• Task requirements
Check each line of the records below for the word "Filter" and copy those where it appears.

• Records shown
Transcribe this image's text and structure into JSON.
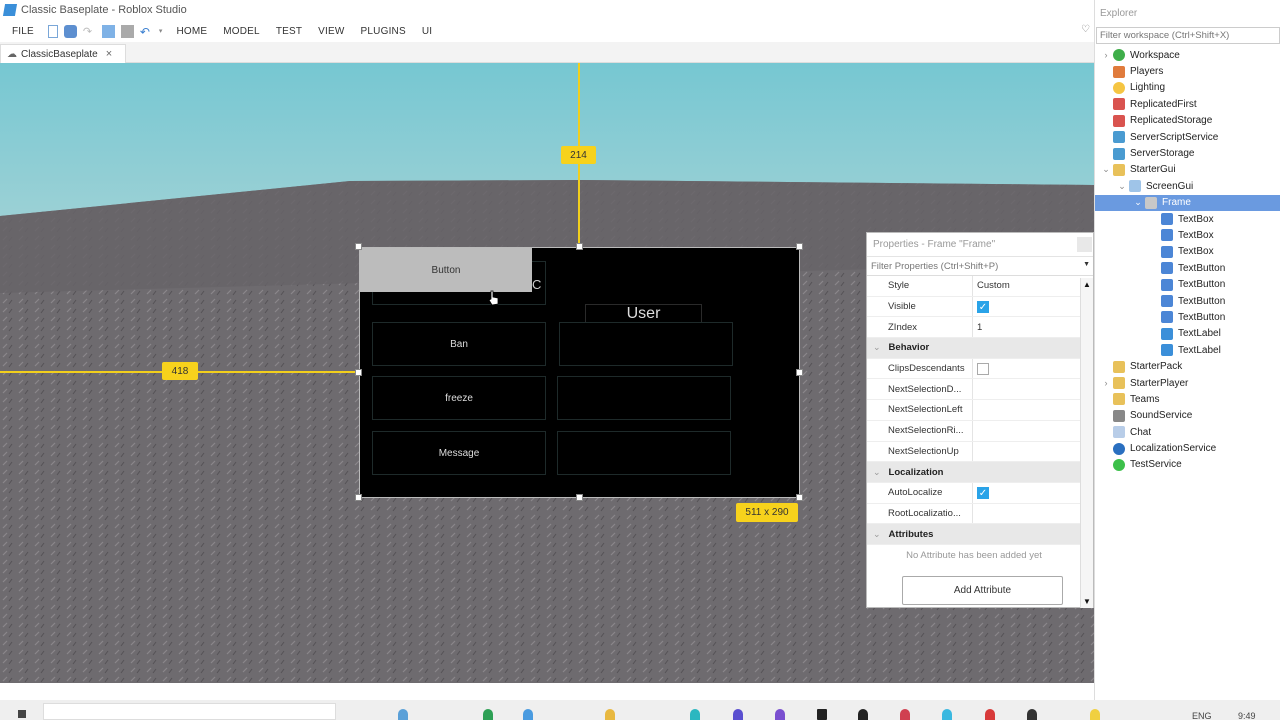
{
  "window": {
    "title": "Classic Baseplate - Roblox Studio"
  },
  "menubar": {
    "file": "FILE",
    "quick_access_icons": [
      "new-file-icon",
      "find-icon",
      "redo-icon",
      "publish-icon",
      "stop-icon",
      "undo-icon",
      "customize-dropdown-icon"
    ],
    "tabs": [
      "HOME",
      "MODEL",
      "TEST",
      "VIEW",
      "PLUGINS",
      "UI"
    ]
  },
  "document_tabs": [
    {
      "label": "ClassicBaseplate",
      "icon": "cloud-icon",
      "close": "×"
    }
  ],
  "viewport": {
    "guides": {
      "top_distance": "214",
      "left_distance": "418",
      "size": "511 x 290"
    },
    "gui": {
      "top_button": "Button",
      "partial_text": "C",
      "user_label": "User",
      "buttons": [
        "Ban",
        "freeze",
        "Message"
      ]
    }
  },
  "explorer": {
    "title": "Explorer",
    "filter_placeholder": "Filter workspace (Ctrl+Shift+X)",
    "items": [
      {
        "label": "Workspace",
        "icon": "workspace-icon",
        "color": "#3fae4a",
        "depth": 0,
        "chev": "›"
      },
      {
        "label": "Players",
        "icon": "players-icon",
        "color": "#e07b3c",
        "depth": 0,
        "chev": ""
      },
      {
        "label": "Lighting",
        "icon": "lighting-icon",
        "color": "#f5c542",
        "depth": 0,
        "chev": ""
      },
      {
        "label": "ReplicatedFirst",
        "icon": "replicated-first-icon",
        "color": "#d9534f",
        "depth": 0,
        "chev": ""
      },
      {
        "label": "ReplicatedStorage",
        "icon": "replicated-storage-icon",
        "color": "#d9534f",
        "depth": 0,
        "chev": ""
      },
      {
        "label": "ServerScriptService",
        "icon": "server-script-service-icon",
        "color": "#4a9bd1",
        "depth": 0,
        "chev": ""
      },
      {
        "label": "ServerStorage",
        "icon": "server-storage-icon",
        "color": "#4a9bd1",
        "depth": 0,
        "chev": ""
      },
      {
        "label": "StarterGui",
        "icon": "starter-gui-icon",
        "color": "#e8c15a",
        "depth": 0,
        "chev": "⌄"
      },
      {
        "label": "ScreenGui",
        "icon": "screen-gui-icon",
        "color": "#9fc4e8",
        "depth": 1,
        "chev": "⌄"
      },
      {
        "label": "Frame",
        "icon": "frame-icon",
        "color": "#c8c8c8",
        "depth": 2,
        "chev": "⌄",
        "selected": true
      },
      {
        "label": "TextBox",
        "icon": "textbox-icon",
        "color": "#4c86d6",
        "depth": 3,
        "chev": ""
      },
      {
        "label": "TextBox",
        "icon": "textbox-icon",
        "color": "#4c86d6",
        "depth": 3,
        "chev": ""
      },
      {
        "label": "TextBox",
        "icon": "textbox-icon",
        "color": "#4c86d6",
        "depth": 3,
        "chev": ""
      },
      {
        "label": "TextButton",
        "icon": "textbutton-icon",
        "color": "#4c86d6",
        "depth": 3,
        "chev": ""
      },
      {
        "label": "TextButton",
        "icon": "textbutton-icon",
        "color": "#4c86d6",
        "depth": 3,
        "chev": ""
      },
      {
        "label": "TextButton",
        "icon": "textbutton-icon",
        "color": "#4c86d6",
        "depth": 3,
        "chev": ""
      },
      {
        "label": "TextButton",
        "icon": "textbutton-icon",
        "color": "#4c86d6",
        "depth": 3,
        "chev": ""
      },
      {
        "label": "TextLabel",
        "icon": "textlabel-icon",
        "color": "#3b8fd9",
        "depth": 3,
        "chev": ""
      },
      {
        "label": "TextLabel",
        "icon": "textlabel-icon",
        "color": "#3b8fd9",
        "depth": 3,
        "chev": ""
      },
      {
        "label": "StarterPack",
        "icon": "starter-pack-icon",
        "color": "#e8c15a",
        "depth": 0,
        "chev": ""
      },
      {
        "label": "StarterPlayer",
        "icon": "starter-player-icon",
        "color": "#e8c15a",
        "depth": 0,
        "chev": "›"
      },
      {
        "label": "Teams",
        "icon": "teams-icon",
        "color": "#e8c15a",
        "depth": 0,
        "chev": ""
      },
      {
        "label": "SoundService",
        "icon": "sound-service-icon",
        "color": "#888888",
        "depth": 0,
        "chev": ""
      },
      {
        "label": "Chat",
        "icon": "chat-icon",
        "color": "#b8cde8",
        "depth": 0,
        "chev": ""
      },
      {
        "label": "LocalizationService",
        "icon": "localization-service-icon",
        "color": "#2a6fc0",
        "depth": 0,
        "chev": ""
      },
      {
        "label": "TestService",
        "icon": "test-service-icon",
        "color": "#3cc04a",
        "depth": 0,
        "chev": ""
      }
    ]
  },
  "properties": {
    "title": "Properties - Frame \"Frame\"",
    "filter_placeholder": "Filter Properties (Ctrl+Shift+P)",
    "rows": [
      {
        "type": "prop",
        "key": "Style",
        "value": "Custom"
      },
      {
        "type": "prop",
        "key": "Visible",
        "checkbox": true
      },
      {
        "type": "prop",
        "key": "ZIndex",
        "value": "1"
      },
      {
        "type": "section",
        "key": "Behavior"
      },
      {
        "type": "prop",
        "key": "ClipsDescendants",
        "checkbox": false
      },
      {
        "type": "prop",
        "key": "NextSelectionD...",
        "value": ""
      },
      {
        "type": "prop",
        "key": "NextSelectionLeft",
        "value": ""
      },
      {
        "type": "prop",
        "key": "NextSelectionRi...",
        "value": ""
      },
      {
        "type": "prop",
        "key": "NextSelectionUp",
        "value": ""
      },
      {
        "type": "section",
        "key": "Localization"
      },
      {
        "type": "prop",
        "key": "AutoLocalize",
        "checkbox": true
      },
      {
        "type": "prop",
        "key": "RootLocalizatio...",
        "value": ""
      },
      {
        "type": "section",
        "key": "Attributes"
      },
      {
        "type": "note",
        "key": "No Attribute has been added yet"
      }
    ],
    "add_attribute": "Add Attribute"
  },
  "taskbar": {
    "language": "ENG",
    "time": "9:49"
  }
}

• Response
    "filter_placeholder": "Filter workspace (Ctrl+Shift+X)",
    "filter_placeholder": "Filter Properties (Ctrl+Shift+P)",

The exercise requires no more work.